↓

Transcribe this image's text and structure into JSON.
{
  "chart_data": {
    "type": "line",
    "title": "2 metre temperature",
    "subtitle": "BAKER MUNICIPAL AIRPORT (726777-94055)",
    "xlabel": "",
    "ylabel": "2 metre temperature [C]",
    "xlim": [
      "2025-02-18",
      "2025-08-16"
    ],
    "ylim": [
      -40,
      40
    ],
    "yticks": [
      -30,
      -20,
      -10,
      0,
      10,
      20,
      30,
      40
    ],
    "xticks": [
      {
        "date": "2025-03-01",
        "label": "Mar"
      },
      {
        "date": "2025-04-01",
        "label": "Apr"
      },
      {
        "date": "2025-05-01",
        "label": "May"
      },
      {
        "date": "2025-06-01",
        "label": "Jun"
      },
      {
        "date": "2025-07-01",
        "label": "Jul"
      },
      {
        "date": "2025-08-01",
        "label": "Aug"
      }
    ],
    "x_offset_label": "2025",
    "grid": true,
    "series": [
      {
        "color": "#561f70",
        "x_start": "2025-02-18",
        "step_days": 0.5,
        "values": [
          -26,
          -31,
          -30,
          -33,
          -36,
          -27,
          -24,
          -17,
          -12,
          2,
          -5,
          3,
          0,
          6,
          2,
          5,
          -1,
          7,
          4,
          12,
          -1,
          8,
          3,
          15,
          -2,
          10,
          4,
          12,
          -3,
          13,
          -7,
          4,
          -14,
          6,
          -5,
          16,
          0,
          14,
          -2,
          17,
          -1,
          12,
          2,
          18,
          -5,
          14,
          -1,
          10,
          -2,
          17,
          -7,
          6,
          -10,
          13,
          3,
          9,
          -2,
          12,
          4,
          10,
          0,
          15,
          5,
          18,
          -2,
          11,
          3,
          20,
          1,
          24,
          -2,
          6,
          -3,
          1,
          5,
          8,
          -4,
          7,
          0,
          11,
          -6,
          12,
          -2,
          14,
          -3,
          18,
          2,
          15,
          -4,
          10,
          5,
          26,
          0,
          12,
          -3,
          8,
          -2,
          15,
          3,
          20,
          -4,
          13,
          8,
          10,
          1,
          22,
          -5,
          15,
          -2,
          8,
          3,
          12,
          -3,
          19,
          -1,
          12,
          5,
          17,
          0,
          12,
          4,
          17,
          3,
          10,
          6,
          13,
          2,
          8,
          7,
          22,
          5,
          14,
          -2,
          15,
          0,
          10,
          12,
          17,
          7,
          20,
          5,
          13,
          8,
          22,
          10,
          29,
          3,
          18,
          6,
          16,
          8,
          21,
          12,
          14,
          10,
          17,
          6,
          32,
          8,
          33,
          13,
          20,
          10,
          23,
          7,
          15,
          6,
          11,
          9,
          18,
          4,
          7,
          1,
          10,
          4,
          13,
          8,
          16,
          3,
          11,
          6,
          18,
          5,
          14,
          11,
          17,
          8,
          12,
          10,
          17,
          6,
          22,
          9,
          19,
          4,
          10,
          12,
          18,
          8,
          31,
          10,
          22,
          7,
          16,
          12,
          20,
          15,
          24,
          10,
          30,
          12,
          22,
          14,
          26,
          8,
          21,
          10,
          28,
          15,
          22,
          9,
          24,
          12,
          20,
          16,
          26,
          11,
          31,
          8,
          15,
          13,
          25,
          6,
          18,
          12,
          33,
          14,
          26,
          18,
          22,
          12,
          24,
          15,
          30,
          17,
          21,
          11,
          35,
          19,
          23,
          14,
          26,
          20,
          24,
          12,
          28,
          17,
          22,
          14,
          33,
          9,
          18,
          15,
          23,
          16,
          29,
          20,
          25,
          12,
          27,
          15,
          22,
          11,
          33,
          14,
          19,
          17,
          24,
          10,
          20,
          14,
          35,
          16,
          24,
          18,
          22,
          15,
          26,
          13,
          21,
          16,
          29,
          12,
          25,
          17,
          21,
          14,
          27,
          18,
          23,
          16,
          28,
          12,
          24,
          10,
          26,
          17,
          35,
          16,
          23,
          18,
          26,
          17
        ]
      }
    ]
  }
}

↑

* _Task brief_: Reproduce each entry word for word.

* _In response_:
Transcribe this image's text and structure into JSON.
{
  "chart_data": {
    "type": "line",
    "title": "2 metre temperature",
    "subtitle": "BAKER MUNICIPAL AIRPORT (726777-94055)",
    "xlabel": "",
    "ylabel": "2 metre temperature [C]",
    "xlim": [
      "2025-02-18",
      "2025-08-16"
    ],
    "ylim": [
      -40,
      40
    ],
    "yticks": [
      -30,
      -20,
      -10,
      0,
      10,
      20,
      30,
      40
    ],
    "xticks": [
      {
        "date": "2025-03-01",
        "label": "Mar"
      },
      {
        "date": "2025-04-01",
        "label": "Apr"
      },
      {
        "date": "2025-05-01",
        "label": "May"
      },
      {
        "date": "2025-06-01",
        "label": "Jun"
      },
      {
        "date": "2025-07-01",
        "label": "Jul"
      },
      {
        "date": "2025-08-01",
        "label": "Aug"
      }
    ],
    "x_offset_label": "2025",
    "grid": true,
    "series": [
      {
        "color": "#561f70",
        "x_start": "2025-02-18",
        "step_days": 0.5,
        "values": [
          -26,
          -31,
          -30,
          -33,
          -36,
          -27,
          -24,
          -17,
          -12,
          2,
          -5,
          3,
          0,
          6,
          2,
          5,
          -1,
          7,
          4,
          12,
          -1,
          8,
          3,
          15,
          -2,
          10,
          4,
          12,
          -3,
          13,
          -7,
          4,
          -14,
          6,
          -5,
          16,
          0,
          14,
          -2,
          17,
          -1,
          12,
          2,
          18,
          -5,
          14,
          -1,
          10,
          -2,
          17,
          -7,
          6,
          -10,
          13,
          3,
          9,
          -2,
          12,
          4,
          10,
          0,
          15,
          5,
          18,
          -2,
          11,
          3,
          20,
          1,
          24,
          -2,
          6,
          -3,
          1,
          5,
          8,
          -4,
          7,
          0,
          11,
          -6,
          12,
          -2,
          14,
          -3,
          18,
          2,
          15,
          -4,
          10,
          5,
          26,
          0,
          12,
          -3,
          8,
          -2,
          15,
          3,
          20,
          -4,
          13,
          8,
          10,
          1,
          22,
          -5,
          15,
          -2,
          8,
          3,
          12,
          -3,
          19,
          -1,
          12,
          5,
          17,
          0,
          12,
          4,
          17,
          3,
          10,
          6,
          13,
          2,
          8,
          7,
          22,
          5,
          14,
          -2,
          15,
          0,
          10,
          12,
          17,
          7,
          20,
          5,
          13,
          8,
          22,
          10,
          29,
          3,
          18,
          6,
          16,
          8,
          21,
          12,
          14,
          10,
          17,
          6,
          32,
          8,
          33,
          13,
          20,
          10,
          23,
          7,
          15,
          6,
          11,
          9,
          18,
          4,
          7,
          1,
          10,
          4,
          13,
          8,
          16,
          3,
          11,
          6,
          18,
          5,
          14,
          11,
          17,
          8,
          12,
          10,
          17,
          6,
          22,
          9,
          19,
          4,
          10,
          12,
          18,
          8,
          31,
          10,
          22,
          7,
          16,
          12,
          20,
          15,
          24,
          10,
          30,
          12,
          22,
          14,
          26,
          8,
          21,
          10,
          28,
          15,
          22,
          9,
          24,
          12,
          20,
          16,
          26,
          11,
          31,
          8,
          15,
          13,
          25,
          6,
          18,
          12,
          33,
          14,
          26,
          18,
          22,
          12,
          24,
          15,
          30,
          17,
          21,
          11,
          35,
          19,
          23,
          14,
          26,
          20,
          24,
          12,
          28,
          17,
          22,
          14,
          33,
          9,
          18,
          15,
          23,
          16,
          29,
          20,
          25,
          12,
          27,
          15,
          22,
          11,
          33,
          14,
          19,
          17,
          24,
          10,
          20,
          14,
          35,
          16,
          24,
          18,
          22,
          15,
          26,
          13,
          21,
          16,
          29,
          12,
          25,
          17,
          21,
          14,
          27,
          18,
          23,
          16,
          28,
          12,
          24,
          10,
          26,
          17,
          35,
          16,
          23,
          18,
          26,
          17
        ]
      }
    ]
  }
}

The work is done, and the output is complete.